◆ Given instruction: Extract the line that contains "What data was" and every line after it through the end of the records below, exactly as written, leaving out any pictures.

----------------------------------------

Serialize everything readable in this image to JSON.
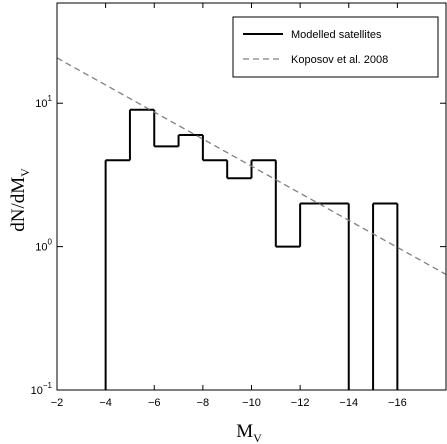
{
  "chart_data": {
    "type": "histogram",
    "xlabel": {
      "text": "M",
      "subscript": "V"
    },
    "ylabel": {
      "text": "dN/dM",
      "subscript": "V"
    },
    "bins": [
      -4,
      -5,
      -6,
      -7,
      -8,
      -9,
      -10,
      -11,
      -12,
      -13,
      -14,
      -15,
      -16
    ],
    "series": [
      {
        "name": "Modelled satellites",
        "color": "#000000",
        "values": [
          4,
          9,
          5,
          6,
          4,
          3,
          4,
          1,
          2,
          2,
          0,
          2
        ]
      },
      {
        "name": "Koposov et al. 2008",
        "type": "line",
        "color": "#808080",
        "dashed": true,
        "x": [
          -2,
          -18
        ],
        "values": [
          20.7,
          0.64
        ]
      }
    ],
    "xlim": [
      -2,
      -18
    ],
    "xticks": [
      {
        "value": -2,
        "label": "−2"
      },
      {
        "value": -4,
        "label": "−4"
      },
      {
        "value": -6,
        "label": "−6"
      },
      {
        "value": -8,
        "label": "−8"
      },
      {
        "value": -10,
        "label": "−10"
      },
      {
        "value": -12,
        "label": "−12"
      },
      {
        "value": -14,
        "label": "−14"
      },
      {
        "value": -16,
        "label": "−16"
      }
    ],
    "ylim": [
      0.1,
      50
    ],
    "yscale": "log",
    "yticks": [
      {
        "value": 0.1,
        "label": "10",
        "exponent": "−1"
      },
      {
        "value": 1,
        "label": "10",
        "exponent": "0"
      },
      {
        "value": 10,
        "label": "10",
        "exponent": "1"
      }
    ],
    "legend": "upper right"
  }
}
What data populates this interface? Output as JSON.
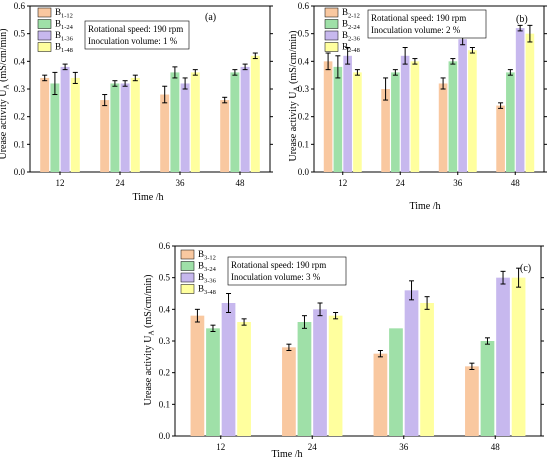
{
  "chart_data": [
    {
      "type": "bar",
      "panel": "(a)",
      "categories": [
        "12",
        "24",
        "36",
        "48"
      ],
      "xlabel": "Time /h",
      "ylabel_main": "Urease activity U",
      "ylabel_sub": "A",
      "ylabel_unit": " (mS/cm/min)",
      "ylim": [
        0,
        0.6
      ],
      "yticks": [
        "0.0",
        "0.1",
        "0.2",
        "0.3",
        "0.4",
        "0.5",
        "0.6"
      ],
      "annotation": [
        "Rotational speed: 190 rpm",
        "Inoculation volume: 1 %"
      ],
      "series": [
        {
          "name": "B",
          "sub": "1-12",
          "color": "#f9c8a0",
          "values": [
            0.34,
            0.26,
            0.28,
            0.26
          ],
          "errors": [
            0.01,
            0.02,
            0.03,
            0.01
          ]
        },
        {
          "name": "B",
          "sub": "1-24",
          "color": "#9fe0a8",
          "values": [
            0.32,
            0.32,
            0.36,
            0.36
          ],
          "errors": [
            0.04,
            0.01,
            0.02,
            0.01
          ]
        },
        {
          "name": "B",
          "sub": "1-36",
          "color": "#c7b8ee",
          "values": [
            0.38,
            0.32,
            0.32,
            0.38
          ],
          "errors": [
            0.01,
            0.01,
            0.02,
            0.01
          ]
        },
        {
          "name": "B",
          "sub": "1-48",
          "color": "#ffff9e",
          "values": [
            0.34,
            0.34,
            0.36,
            0.42
          ],
          "errors": [
            0.02,
            0.01,
            0.01,
            0.01
          ]
        }
      ]
    },
    {
      "type": "bar",
      "panel": "(b)",
      "categories": [
        "12",
        "24",
        "36",
        "48"
      ],
      "xlabel": "Time /h",
      "ylabel_main": "Urease activity U",
      "ylabel_sub": "A",
      "ylabel_unit": " (mS/cm/min)",
      "ylim": [
        0,
        0.6
      ],
      "yticks": [
        "0.0",
        "0.1",
        "0.2",
        "0.3",
        "0.4",
        "0.5",
        "0.6"
      ],
      "annotation": [
        "Rotational speed: 190 rpm",
        "Inoculation volume: 2 %"
      ],
      "series": [
        {
          "name": "B",
          "sub": "2-12",
          "color": "#f9c8a0",
          "values": [
            0.4,
            0.3,
            0.32,
            0.24
          ],
          "errors": [
            0.03,
            0.04,
            0.02,
            0.01
          ]
        },
        {
          "name": "B",
          "sub": "2-24",
          "color": "#9fe0a8",
          "values": [
            0.38,
            0.36,
            0.4,
            0.36
          ],
          "errors": [
            0.04,
            0.01,
            0.01,
            0.01
          ]
        },
        {
          "name": "B",
          "sub": "2-36",
          "color": "#c7b8ee",
          "values": [
            0.42,
            0.42,
            0.48,
            0.52
          ],
          "errors": [
            0.03,
            0.03,
            0.02,
            0.01
          ]
        },
        {
          "name": "B",
          "sub": "2-48",
          "color": "#ffff9e",
          "values": [
            0.36,
            0.4,
            0.44,
            0.5
          ],
          "errors": [
            0.01,
            0.01,
            0.01,
            0.03
          ]
        }
      ]
    },
    {
      "type": "bar",
      "panel": "(c)",
      "categories": [
        "12",
        "24",
        "36",
        "48"
      ],
      "xlabel": "Time /h",
      "ylabel_main": "Urease activity U",
      "ylabel_sub": "A",
      "ylabel_unit": " (mS/cm/min)",
      "ylim": [
        0,
        0.6
      ],
      "yticks": [
        "0.0",
        "0.1",
        "0.2",
        "0.3",
        "0.4",
        "0.5",
        "0.6"
      ],
      "annotation": [
        "Rotational speed: 190 rpm",
        "Inoculation volume: 3 %"
      ],
      "series": [
        {
          "name": "B",
          "sub": "3-12",
          "color": "#f9c8a0",
          "values": [
            0.38,
            0.28,
            0.26,
            0.22
          ],
          "errors": [
            0.02,
            0.01,
            0.01,
            0.01
          ]
        },
        {
          "name": "B",
          "sub": "3-24",
          "color": "#9fe0a8",
          "values": [
            0.34,
            0.36,
            0.34,
            0.3
          ],
          "errors": [
            0.01,
            0.02,
            0.0,
            0.01
          ]
        },
        {
          "name": "B",
          "sub": "3-36",
          "color": "#c7b8ee",
          "values": [
            0.42,
            0.4,
            0.46,
            0.5
          ],
          "errors": [
            0.03,
            0.02,
            0.03,
            0.02
          ]
        },
        {
          "name": "B",
          "sub": "3-48",
          "color": "#ffff9e",
          "values": [
            0.36,
            0.38,
            0.42,
            0.5
          ],
          "errors": [
            0.01,
            0.01,
            0.02,
            0.03
          ]
        }
      ]
    }
  ]
}
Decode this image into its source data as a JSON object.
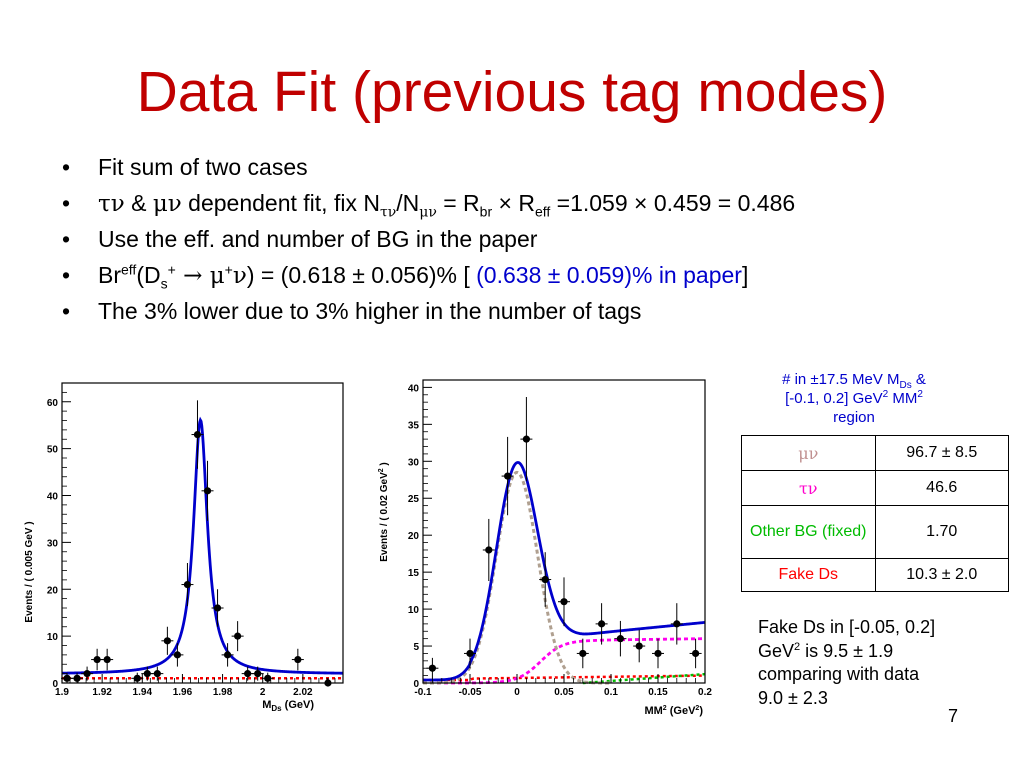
{
  "slide": {
    "title": "Data Fit (previous tag modes)",
    "page_number": "7"
  },
  "bullets": {
    "b1": "Fit sum of two cases",
    "b2": {
      "tau_nu": "τν",
      "amp": " & ",
      "mu_nu": "μν",
      "mid": " dependent fit, fix N",
      "sub1": "τν",
      "slash": "/N",
      "sub2": "μν",
      "eq": " = R",
      "sub3": "br",
      "times": " × R",
      "sub4": "eff",
      "tail": " =1.059 × 0.459 = 0.486"
    },
    "b3": "Use the eff. and number of BG in the paper",
    "b4": {
      "br": "Br",
      "sup_eff": "eff",
      "open": "(D",
      "sub_s": "s",
      "sup_plus": "+",
      "arrow": " → ",
      "mu": "μ",
      "sup_plus2": "+",
      "nu": "ν",
      "close": ") = (0.618 ± 0.056)%  [ ",
      "paper_val": "(0.638 ± 0.059)% in paper",
      "end": "]"
    },
    "b5": "The 3% lower due to 3% higher in the number of tags"
  },
  "region_note": {
    "l1a": "# in ±17.5 MeV M",
    "l1sub": "Ds",
    "l1b": " &",
    "l2a": "[-0.1, 0.2] GeV",
    "l2sup": "2",
    "l2b": " MM",
    "l2sup2": "2",
    "l3": "region"
  },
  "yield_table": {
    "rows": [
      {
        "label": "μν",
        "value": "96.7 ± 8.5",
        "color": "#c09090"
      },
      {
        "label": "τν",
        "value": "46.6",
        "color": "#ff00cc"
      },
      {
        "label": "Other BG (fixed)",
        "value": "1.70",
        "color": "#00bb00"
      },
      {
        "label": "Fake Ds",
        "value": "10.3 ± 2.0",
        "color": "#ff0000"
      }
    ]
  },
  "fake_note": {
    "t1": "Fake Ds in [-0.05, 0.2]",
    "t2a": "GeV",
    "t2sup": "2",
    "t2b": " is 9.5 ± 1.9",
    "t3": "comparing with data",
    "t4": "9.0 ± 2.3"
  },
  "chart_data": [
    {
      "type": "scatter",
      "ylabel": "Events / ( 0.005 GeV )",
      "xlabel_main": "M",
      "xlabel_sub": "Ds",
      "xlabel_unit": " (GeV)",
      "xlim": [
        1.9,
        2.04
      ],
      "ylim": [
        0,
        64
      ],
      "xticks": [
        1.9,
        1.92,
        1.94,
        1.96,
        1.98,
        2.0,
        2.02
      ],
      "xtick_labels": [
        "1.9",
        "1.92",
        "1.94",
        "1.96",
        "1.98",
        "2",
        "2.02"
      ],
      "yticks": [
        0,
        10,
        20,
        30,
        40,
        50,
        60
      ],
      "ytick_labels": [
        "0",
        "10",
        "20",
        "30",
        "40",
        "50",
        "60"
      ],
      "points": [
        {
          "x": 1.9025,
          "y": 1,
          "err": 1.2
        },
        {
          "x": 1.9075,
          "y": 1,
          "err": 1.2
        },
        {
          "x": 1.9125,
          "y": 2,
          "err": 1.5
        },
        {
          "x": 1.9175,
          "y": 5,
          "err": 2.3
        },
        {
          "x": 1.9225,
          "y": 5,
          "err": 2.3
        },
        {
          "x": 1.9375,
          "y": 1,
          "err": 1.2
        },
        {
          "x": 1.9425,
          "y": 2,
          "err": 1.5
        },
        {
          "x": 1.9475,
          "y": 2,
          "err": 1.5
        },
        {
          "x": 1.9525,
          "y": 9,
          "err": 3
        },
        {
          "x": 1.9575,
          "y": 6,
          "err": 2.5
        },
        {
          "x": 1.9625,
          "y": 21,
          "err": 4.6
        },
        {
          "x": 1.9675,
          "y": 53,
          "err": 7.3
        },
        {
          "x": 1.9725,
          "y": 41,
          "err": 6.4
        },
        {
          "x": 1.9775,
          "y": 16,
          "err": 4
        },
        {
          "x": 1.9825,
          "y": 6,
          "err": 2.5
        },
        {
          "x": 1.9875,
          "y": 10,
          "err": 3.2
        },
        {
          "x": 1.9925,
          "y": 2,
          "err": 1.5
        },
        {
          "x": 1.9975,
          "y": 2,
          "err": 1.5
        },
        {
          "x": 2.0025,
          "y": 1,
          "err": 1.2
        },
        {
          "x": 2.0175,
          "y": 5,
          "err": 2.3
        },
        {
          "x": 2.0325,
          "y": 0,
          "err": 1.1
        }
      ],
      "fit_signal": {
        "mean": 1.969,
        "width": 0.0042,
        "amplitude": 54.2,
        "baseline": 1.9
      },
      "fit_background_level": 1.0,
      "colors": {
        "fit": "#0000cc",
        "background": "#ff0000",
        "points": "#000000"
      }
    },
    {
      "type": "scatter",
      "ylabel": "Events / ( 0.02 GeV",
      "ylabel_sup": "2",
      "ylabel_end": " )",
      "xlabel_main": "MM",
      "xlabel_sup": "2",
      "xlabel_unit_a": " (GeV",
      "xlabel_unit_sup": "2",
      "xlabel_unit_b": ")",
      "xlim": [
        -0.1,
        0.2
      ],
      "ylim": [
        0,
        41
      ],
      "xticks": [
        -0.1,
        -0.05,
        0,
        0.05,
        0.1,
        0.15,
        0.2
      ],
      "xtick_labels": [
        "-0.1",
        "-0.05",
        "0",
        "0.05",
        "0.1",
        "0.15",
        "0.2"
      ],
      "yticks": [
        0,
        5,
        10,
        15,
        20,
        25,
        30,
        35,
        40
      ],
      "ytick_labels": [
        "0",
        "5",
        "10",
        "15",
        "20",
        "25",
        "30",
        "35",
        "40"
      ],
      "points": [
        {
          "x": -0.09,
          "y": 2,
          "err": 1.4
        },
        {
          "x": -0.05,
          "y": 4,
          "err": 2
        },
        {
          "x": -0.03,
          "y": 18,
          "err": 4.2
        },
        {
          "x": -0.01,
          "y": 28,
          "err": 5.3
        },
        {
          "x": 0.01,
          "y": 33,
          "err": 5.7
        },
        {
          "x": 0.03,
          "y": 14,
          "err": 3.7
        },
        {
          "x": 0.05,
          "y": 11,
          "err": 3.3
        },
        {
          "x": 0.07,
          "y": 4,
          "err": 2
        },
        {
          "x": 0.09,
          "y": 8,
          "err": 2.8
        },
        {
          "x": 0.11,
          "y": 6,
          "err": 2.4
        },
        {
          "x": 0.13,
          "y": 5,
          "err": 2.2
        },
        {
          "x": 0.15,
          "y": 4,
          "err": 2
        },
        {
          "x": 0.17,
          "y": 8,
          "err": 2.8
        },
        {
          "x": 0.19,
          "y": 4,
          "err": 2
        }
      ],
      "fit_mu_nu": {
        "mean": 0.0,
        "sigma": 0.022,
        "amplitude": 28.5
      },
      "fit_tau_nu": {
        "plateau": 5.8,
        "turn_on": 0.025,
        "width": 0.012,
        "slope_end": 6.0
      },
      "fit_other_bg": {
        "start": 0.07,
        "level_end": 1.2
      },
      "fit_fake": {
        "start": -0.05,
        "level": 0.6,
        "level_end": 1.0
      },
      "colors": {
        "total": "#0000cc",
        "mu_nu": "#b0a090",
        "tau_nu": "#ff00ee",
        "other_bg": "#00bb00",
        "fake": "#ff0000"
      }
    }
  ]
}
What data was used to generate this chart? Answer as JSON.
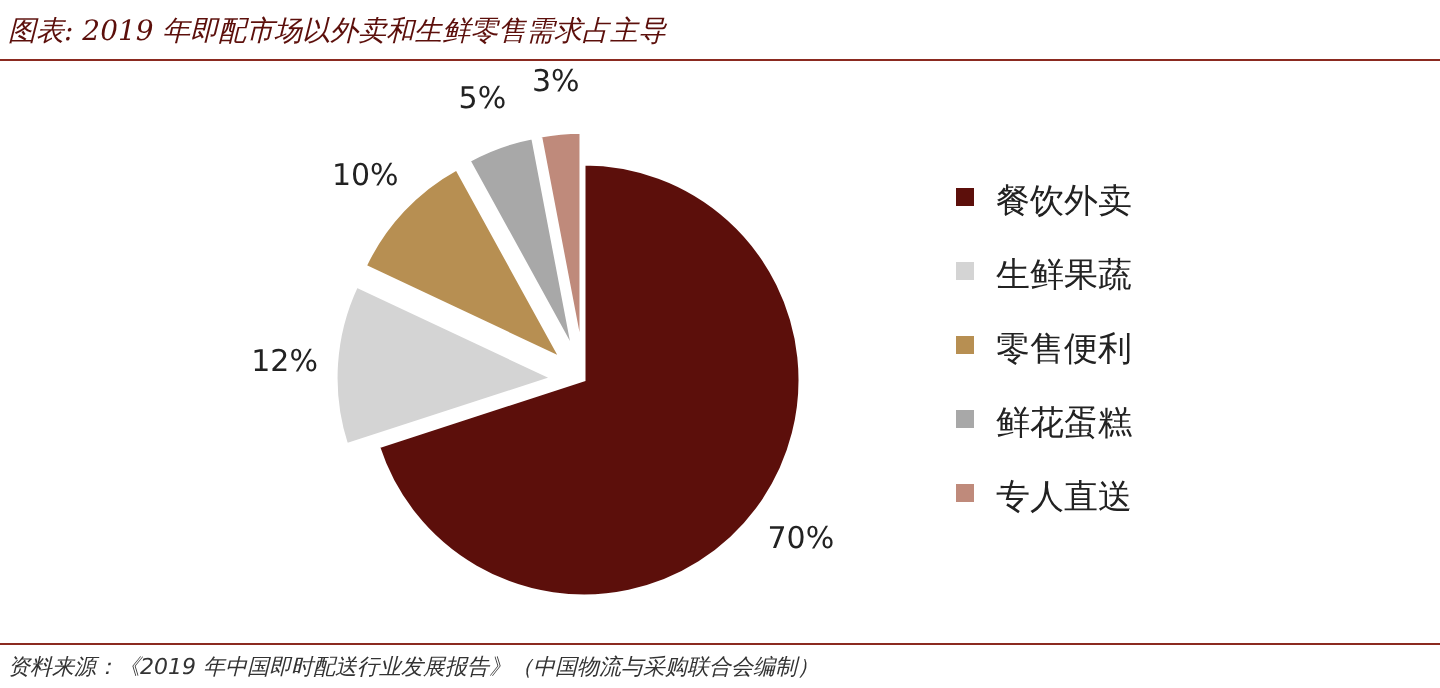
{
  "chart_data": {
    "type": "pie",
    "title": "图表: 2019 年即配市场以外卖和生鲜零售需求占主导",
    "categories": [
      "餐饮外卖",
      "生鲜果蔬",
      "零售便利",
      "鲜花蛋糕",
      "专人直送"
    ],
    "values": [
      70,
      12,
      10,
      5,
      3
    ],
    "colors": [
      "#5c0f0b",
      "#d4d4d4",
      "#b78f52",
      "#a8a8a8",
      "#bf8a7b"
    ],
    "value_labels": [
      "70%",
      "12%",
      "10%",
      "5%",
      "3%"
    ],
    "legend": "right",
    "annotations": [
      "资料来源：《2019 年中国即时配送行业发展报告》（中国物流与采购联合会编制）"
    ]
  }
}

----------------------------------------

◆ Task answer:
What data was used to generate this chart? Answer as JSON.
{
  "chart_data": {
    "type": "pie",
    "title": "图表: 2019 年即配市场以外卖和生鲜零售需求占主导",
    "categories": [
      "餐饮外卖",
      "生鲜果蔬",
      "零售便利",
      "鲜花蛋糕",
      "专人直送"
    ],
    "values": [
      70,
      12,
      10,
      5,
      3
    ],
    "colors": [
      "#5c0f0b",
      "#d4d4d4",
      "#b78f52",
      "#a8a8a8",
      "#bf8a7b"
    ],
    "value_labels": [
      "70%",
      "12%",
      "10%",
      "5%",
      "3%"
    ],
    "legend": "right",
    "annotations": [
      "资料来源：《2019 年中国即时配送行业发展报告》（中国物流与采购联合会编制）"
    ]
  }
}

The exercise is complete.